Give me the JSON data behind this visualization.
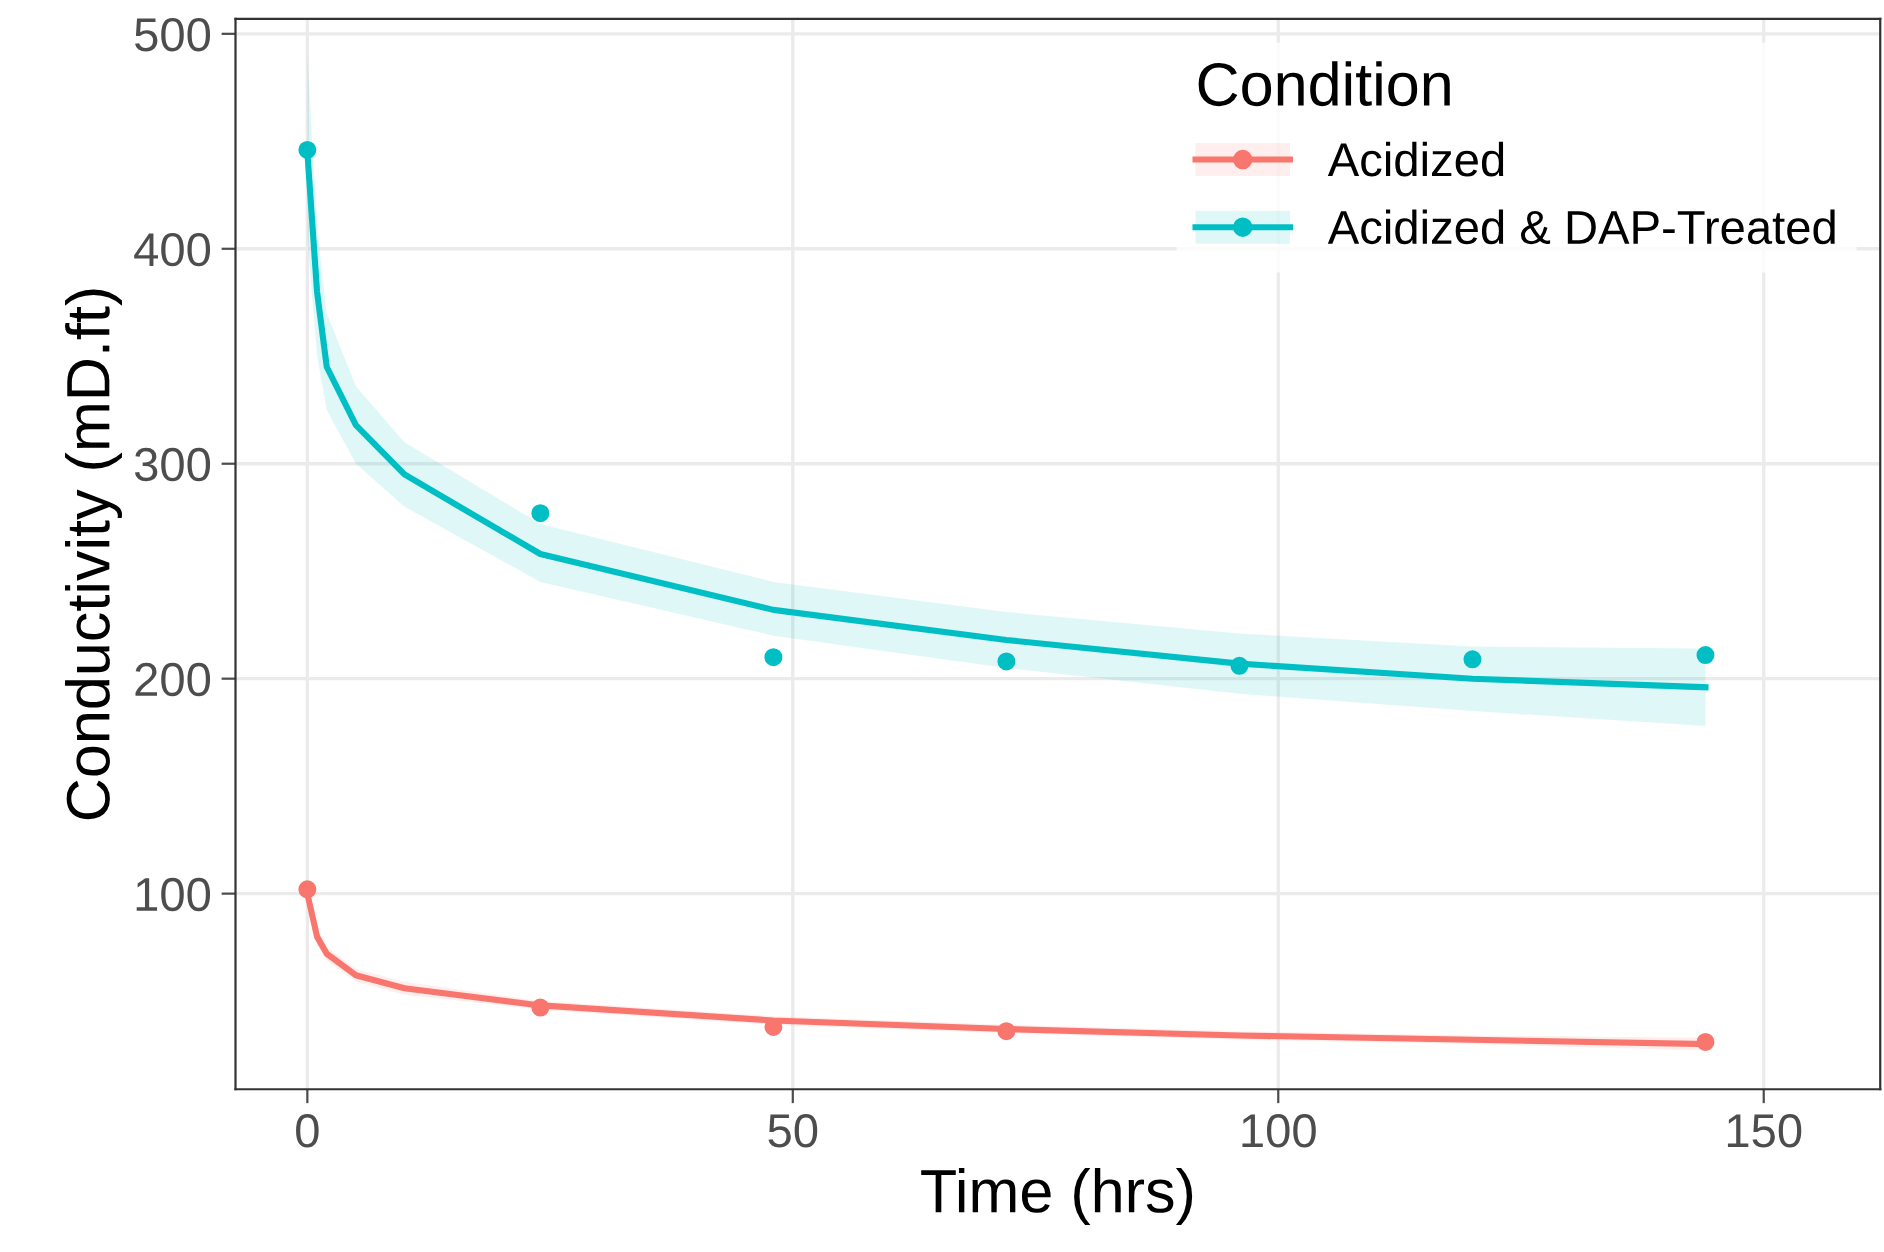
{
  "chart_data": {
    "type": "line",
    "xlabel": "Time (hrs)",
    "ylabel": "Conductivity (mD.ft)",
    "legend_title": "Condition",
    "legend": "top right",
    "grid": true,
    "xlim": [
      -7.4,
      162
    ],
    "ylim": [
      9,
      507
    ],
    "xticks": [
      0,
      50,
      100,
      150
    ],
    "yticks": [
      100,
      200,
      300,
      400,
      500
    ],
    "series": [
      {
        "name": "Acidized",
        "color": "#f8766d",
        "x": [
          0,
          1,
          2,
          5,
          10,
          24,
          48,
          72,
          96,
          120,
          144
        ],
        "values": [
          100,
          80,
          72,
          62,
          56,
          48,
          41,
          37,
          34,
          32,
          30
        ],
        "lower": [
          94,
          76,
          69,
          59,
          53,
          46,
          39,
          35,
          32,
          30,
          27
        ],
        "upper": [
          106,
          84,
          75,
          65,
          59,
          50,
          43,
          39,
          36,
          34,
          33
        ]
      },
      {
        "name": "Acidized & DAP-Treated",
        "color": "#00bfc4",
        "x": [
          0,
          1,
          2,
          5,
          10,
          24,
          48,
          72,
          96,
          120,
          144
        ],
        "values": [
          445,
          380,
          345,
          318,
          295,
          258,
          232,
          218,
          207,
          200,
          196
        ],
        "lower": [
          405,
          350,
          325,
          300,
          280,
          245,
          220,
          205,
          193,
          185,
          178
        ],
        "upper": [
          490,
          410,
          370,
          336,
          310,
          272,
          245,
          231,
          221,
          215,
          214
        ]
      },
      {
        "type": "scatter",
        "color": "#f8766d",
        "x": [
          0,
          24,
          48,
          72,
          144
        ],
        "values": [
          102,
          47,
          38,
          36,
          31
        ]
      },
      {
        "type": "scatter",
        "color": "#00bfc4",
        "x": [
          0,
          24,
          48,
          72,
          96,
          120,
          144
        ],
        "values": [
          446,
          277,
          210,
          208,
          206,
          209,
          211
        ]
      }
    ]
  }
}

_Problem:_ Quote the records in full and exactly; skip any image.

_Response:_
Give me the JSON data behind this visualization.
{
  "chart_data": {
    "type": "line",
    "xlabel": "Time (hrs)",
    "ylabel": "Conductivity (mD.ft)",
    "legend_title": "Condition",
    "legend": "top right",
    "grid": true,
    "xlim": [
      -7.4,
      162
    ],
    "ylim": [
      9,
      507
    ],
    "xticks": [
      0,
      50,
      100,
      150
    ],
    "yticks": [
      100,
      200,
      300,
      400,
      500
    ],
    "series": [
      {
        "name": "Acidized",
        "color": "#f8766d",
        "x": [
          0,
          1,
          2,
          5,
          10,
          24,
          48,
          72,
          96,
          120,
          144
        ],
        "values": [
          100,
          80,
          72,
          62,
          56,
          48,
          41,
          37,
          34,
          32,
          30
        ],
        "lower": [
          94,
          76,
          69,
          59,
          53,
          46,
          39,
          35,
          32,
          30,
          27
        ],
        "upper": [
          106,
          84,
          75,
          65,
          59,
          50,
          43,
          39,
          36,
          34,
          33
        ]
      },
      {
        "name": "Acidized & DAP-Treated",
        "color": "#00bfc4",
        "x": [
          0,
          1,
          2,
          5,
          10,
          24,
          48,
          72,
          96,
          120,
          144
        ],
        "values": [
          445,
          380,
          345,
          318,
          295,
          258,
          232,
          218,
          207,
          200,
          196
        ],
        "lower": [
          405,
          350,
          325,
          300,
          280,
          245,
          220,
          205,
          193,
          185,
          178
        ],
        "upper": [
          490,
          410,
          370,
          336,
          310,
          272,
          245,
          231,
          221,
          215,
          214
        ]
      },
      {
        "type": "scatter",
        "color": "#f8766d",
        "x": [
          0,
          24,
          48,
          72,
          144
        ],
        "values": [
          102,
          47,
          38,
          36,
          31
        ]
      },
      {
        "type": "scatter",
        "color": "#00bfc4",
        "x": [
          0,
          24,
          48,
          72,
          96,
          120,
          144
        ],
        "values": [
          446,
          277,
          210,
          208,
          206,
          209,
          211
        ]
      }
    ]
  }
}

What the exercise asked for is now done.